**Given entries:**
Start
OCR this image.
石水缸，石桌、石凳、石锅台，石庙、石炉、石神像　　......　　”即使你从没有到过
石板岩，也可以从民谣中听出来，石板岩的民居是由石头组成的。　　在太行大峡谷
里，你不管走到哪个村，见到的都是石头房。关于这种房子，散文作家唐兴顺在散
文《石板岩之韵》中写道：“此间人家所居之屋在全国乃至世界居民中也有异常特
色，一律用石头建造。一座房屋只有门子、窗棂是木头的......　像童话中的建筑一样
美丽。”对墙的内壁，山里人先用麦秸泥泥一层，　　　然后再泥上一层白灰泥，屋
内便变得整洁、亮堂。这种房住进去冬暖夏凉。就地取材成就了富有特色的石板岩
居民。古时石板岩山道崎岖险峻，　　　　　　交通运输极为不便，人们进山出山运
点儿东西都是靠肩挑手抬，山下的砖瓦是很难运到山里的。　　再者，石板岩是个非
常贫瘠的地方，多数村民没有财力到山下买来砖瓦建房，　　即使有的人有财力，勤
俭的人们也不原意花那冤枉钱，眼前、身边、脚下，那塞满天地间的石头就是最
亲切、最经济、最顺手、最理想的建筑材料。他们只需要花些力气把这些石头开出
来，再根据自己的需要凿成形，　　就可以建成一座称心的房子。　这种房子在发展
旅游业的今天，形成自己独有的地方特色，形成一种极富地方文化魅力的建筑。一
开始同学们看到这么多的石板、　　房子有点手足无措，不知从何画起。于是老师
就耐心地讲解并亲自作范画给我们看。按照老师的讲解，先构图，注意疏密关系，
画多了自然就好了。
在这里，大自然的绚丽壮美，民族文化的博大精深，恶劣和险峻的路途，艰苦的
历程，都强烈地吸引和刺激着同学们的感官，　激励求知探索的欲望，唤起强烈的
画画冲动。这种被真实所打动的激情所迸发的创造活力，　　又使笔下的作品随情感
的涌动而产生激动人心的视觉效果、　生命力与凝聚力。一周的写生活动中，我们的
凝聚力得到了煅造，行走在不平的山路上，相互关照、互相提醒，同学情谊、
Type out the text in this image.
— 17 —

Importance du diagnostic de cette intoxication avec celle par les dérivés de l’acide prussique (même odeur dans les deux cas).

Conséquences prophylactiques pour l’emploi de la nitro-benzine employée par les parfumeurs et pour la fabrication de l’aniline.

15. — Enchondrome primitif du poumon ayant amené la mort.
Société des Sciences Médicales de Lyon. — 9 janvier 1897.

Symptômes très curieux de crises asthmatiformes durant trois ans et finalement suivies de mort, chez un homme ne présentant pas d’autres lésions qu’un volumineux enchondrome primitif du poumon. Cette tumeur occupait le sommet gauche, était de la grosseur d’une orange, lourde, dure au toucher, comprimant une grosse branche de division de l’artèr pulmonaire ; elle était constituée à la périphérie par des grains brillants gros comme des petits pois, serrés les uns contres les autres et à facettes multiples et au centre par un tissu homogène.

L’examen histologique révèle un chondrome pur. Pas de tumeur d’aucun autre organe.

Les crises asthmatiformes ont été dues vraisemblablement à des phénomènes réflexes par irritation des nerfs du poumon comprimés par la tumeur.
End
**Exercise brief:**
Using the listing above, gather each line that holds the string "primitif" and copy it.

**Task output:**
15. — Enchondrome primitif du poumon ayant amené la mort.
Symptômes très curieux de crises asthmatiformes durant trois ans et finalement suivies de mort, chez un homme ne présentant pas d’autres lésions qu’un volumineux enchondrome primitif du poumon. Cette tumeur occupait le sommet gauche, était de la grosseur d’une orange, lourde, dure au toucher, comprimant une grosse branche de division de l’artèr pulmonaire ; elle était constituée à la périphérie par des grains brillants gros comme des petits pois, serrés les uns contres les autres et à facettes multiples et au centre par un tissu homogène.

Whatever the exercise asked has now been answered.